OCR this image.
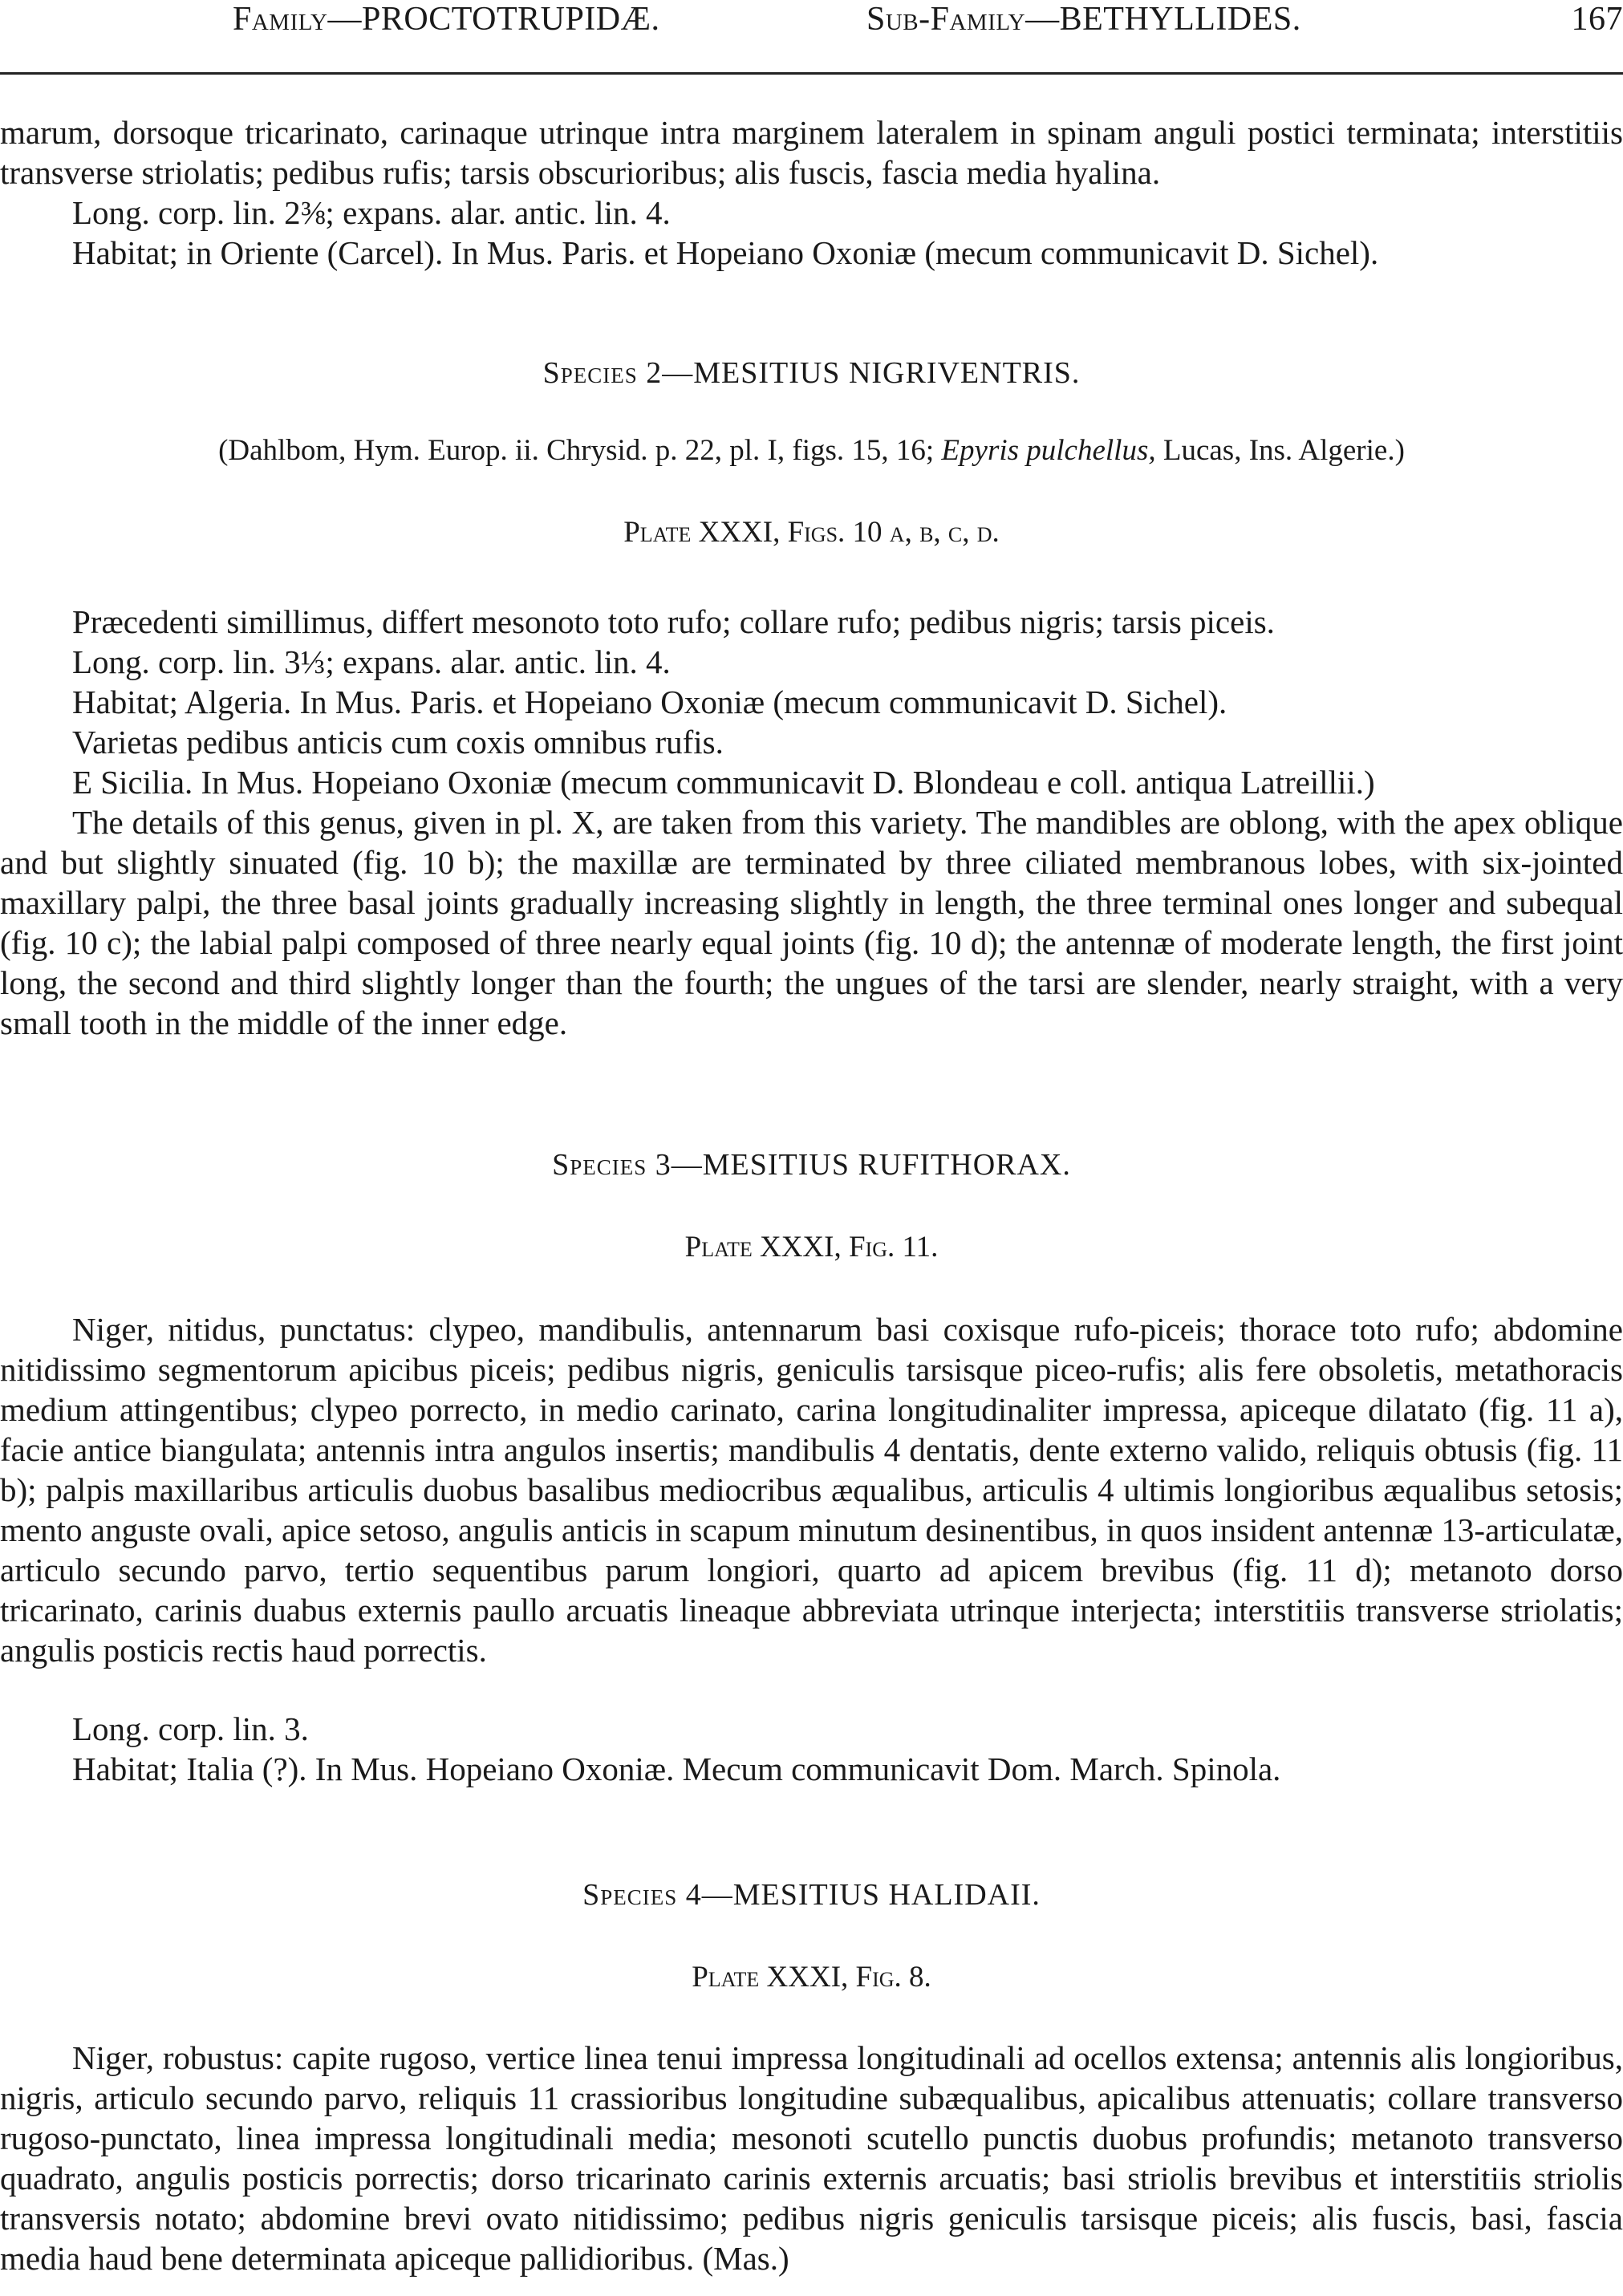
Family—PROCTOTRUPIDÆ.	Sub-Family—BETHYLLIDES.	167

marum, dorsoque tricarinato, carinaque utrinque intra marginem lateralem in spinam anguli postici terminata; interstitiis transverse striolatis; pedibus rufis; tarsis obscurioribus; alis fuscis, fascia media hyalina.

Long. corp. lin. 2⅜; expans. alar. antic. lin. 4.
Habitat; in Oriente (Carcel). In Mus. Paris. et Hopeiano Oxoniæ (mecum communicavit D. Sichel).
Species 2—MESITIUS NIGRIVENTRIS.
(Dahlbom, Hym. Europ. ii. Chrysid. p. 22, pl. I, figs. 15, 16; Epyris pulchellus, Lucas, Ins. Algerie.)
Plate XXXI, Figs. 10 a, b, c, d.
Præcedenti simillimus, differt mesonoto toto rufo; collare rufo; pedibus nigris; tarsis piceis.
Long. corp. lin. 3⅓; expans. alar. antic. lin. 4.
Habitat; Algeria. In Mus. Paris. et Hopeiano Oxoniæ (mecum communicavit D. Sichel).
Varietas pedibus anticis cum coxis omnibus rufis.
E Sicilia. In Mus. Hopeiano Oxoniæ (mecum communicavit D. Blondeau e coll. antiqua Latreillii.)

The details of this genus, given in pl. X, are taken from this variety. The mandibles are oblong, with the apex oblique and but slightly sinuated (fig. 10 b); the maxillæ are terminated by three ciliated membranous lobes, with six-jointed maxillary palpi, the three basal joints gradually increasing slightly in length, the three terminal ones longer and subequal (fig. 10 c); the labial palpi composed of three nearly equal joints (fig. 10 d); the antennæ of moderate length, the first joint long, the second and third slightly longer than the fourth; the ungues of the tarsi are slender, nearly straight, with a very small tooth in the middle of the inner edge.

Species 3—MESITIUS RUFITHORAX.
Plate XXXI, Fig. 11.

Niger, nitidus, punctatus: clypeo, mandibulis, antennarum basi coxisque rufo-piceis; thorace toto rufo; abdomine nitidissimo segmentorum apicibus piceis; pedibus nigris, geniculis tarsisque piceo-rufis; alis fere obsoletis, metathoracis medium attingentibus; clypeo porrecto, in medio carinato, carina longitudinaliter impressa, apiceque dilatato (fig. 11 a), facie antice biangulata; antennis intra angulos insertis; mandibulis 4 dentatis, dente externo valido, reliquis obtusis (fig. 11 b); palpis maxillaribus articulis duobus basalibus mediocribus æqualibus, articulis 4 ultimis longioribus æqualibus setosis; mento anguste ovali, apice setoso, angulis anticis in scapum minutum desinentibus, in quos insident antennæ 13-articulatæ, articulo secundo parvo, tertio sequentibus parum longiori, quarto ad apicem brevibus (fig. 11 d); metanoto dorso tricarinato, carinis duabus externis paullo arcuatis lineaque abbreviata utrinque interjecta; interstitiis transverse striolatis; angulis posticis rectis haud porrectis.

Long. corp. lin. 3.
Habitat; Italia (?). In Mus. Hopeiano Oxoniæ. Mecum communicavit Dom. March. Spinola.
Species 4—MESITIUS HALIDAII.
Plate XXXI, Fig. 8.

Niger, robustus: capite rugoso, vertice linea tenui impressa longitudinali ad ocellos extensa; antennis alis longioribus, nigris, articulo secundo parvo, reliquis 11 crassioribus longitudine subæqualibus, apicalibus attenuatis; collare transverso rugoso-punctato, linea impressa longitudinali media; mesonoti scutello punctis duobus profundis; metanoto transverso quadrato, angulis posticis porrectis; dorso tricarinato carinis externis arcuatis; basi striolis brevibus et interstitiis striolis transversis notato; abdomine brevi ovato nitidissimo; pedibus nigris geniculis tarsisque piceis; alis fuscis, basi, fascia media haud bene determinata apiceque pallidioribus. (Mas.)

...

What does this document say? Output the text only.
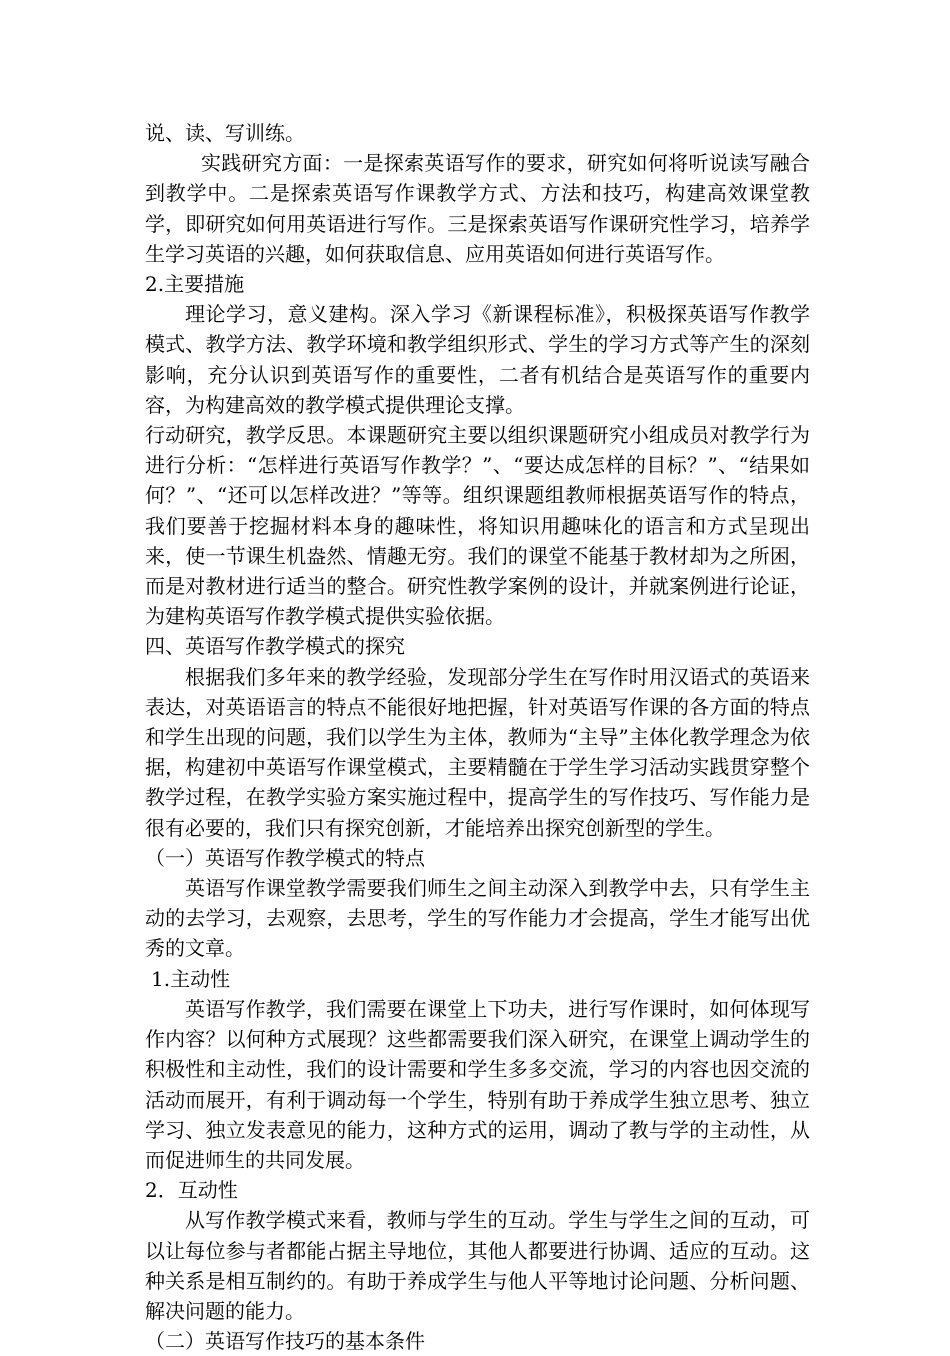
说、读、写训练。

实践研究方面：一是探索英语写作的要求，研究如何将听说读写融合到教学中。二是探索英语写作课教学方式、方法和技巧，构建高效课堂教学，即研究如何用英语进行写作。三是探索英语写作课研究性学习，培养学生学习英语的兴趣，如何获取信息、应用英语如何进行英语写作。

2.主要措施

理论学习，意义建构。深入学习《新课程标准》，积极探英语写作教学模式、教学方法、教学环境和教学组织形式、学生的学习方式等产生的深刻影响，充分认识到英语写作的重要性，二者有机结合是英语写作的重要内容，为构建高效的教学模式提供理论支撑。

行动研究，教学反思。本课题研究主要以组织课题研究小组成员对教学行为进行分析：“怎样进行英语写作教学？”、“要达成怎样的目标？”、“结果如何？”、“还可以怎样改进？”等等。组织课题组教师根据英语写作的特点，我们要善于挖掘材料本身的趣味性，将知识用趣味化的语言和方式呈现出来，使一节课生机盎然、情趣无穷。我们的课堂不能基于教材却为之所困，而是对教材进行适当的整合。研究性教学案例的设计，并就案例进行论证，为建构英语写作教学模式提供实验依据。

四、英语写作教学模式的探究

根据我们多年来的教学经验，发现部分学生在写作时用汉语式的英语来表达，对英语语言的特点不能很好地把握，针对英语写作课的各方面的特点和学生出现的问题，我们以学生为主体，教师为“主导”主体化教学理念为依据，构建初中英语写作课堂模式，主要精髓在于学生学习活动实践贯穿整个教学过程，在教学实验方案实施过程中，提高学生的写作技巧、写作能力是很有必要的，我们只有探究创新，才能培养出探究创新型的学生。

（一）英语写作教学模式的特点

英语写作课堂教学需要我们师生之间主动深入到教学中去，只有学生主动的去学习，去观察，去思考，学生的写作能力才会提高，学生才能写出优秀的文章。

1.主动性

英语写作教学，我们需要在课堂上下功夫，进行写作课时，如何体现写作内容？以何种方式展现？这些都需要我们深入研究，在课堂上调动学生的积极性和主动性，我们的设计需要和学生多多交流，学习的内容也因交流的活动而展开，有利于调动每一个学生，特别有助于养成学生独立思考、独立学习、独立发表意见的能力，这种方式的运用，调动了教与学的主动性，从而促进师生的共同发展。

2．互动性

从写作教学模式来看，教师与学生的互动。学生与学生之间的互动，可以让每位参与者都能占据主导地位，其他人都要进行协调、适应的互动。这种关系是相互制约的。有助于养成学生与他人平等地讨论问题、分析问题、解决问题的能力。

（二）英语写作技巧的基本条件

--

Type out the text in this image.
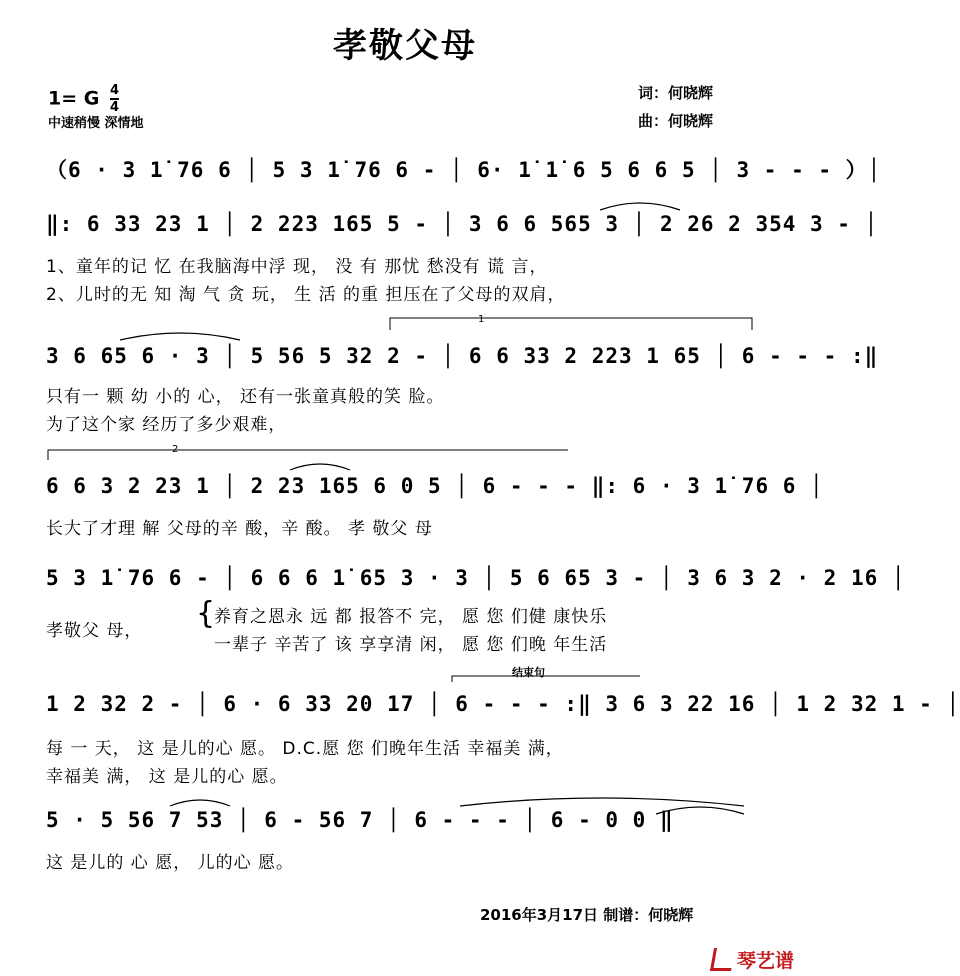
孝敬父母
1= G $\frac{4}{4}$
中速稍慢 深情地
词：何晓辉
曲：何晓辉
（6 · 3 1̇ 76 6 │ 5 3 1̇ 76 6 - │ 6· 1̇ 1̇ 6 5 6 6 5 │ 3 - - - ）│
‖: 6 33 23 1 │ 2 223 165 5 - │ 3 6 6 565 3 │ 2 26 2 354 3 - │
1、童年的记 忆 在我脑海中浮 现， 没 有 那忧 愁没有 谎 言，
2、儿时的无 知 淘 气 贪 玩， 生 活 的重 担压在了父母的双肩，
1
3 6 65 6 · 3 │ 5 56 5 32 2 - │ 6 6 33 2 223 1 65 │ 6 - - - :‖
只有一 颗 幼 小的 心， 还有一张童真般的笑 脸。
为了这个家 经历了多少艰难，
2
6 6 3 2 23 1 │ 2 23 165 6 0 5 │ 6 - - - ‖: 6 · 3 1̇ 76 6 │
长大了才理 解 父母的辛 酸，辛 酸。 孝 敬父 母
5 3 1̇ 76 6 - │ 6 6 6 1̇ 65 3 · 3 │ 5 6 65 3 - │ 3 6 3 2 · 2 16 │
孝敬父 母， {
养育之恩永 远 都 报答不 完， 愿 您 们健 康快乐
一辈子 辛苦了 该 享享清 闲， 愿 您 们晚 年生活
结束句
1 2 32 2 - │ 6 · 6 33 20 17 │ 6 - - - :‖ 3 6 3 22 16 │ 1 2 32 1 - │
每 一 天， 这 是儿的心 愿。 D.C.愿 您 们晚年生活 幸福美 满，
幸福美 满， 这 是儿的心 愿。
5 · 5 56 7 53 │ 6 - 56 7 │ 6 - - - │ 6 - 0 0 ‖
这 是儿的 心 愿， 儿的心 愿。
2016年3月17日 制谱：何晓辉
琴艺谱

● **The problem**: Search the data for "corp". Copy every line that has it.

● **Solution to the problem**:
Long. corp. lin. 2⅜; expans. alar. antic. lin. 4.
Long. corp. lin. 3⅓; expans. alar. antic. lin. 4.
Long. corp. lin. 3.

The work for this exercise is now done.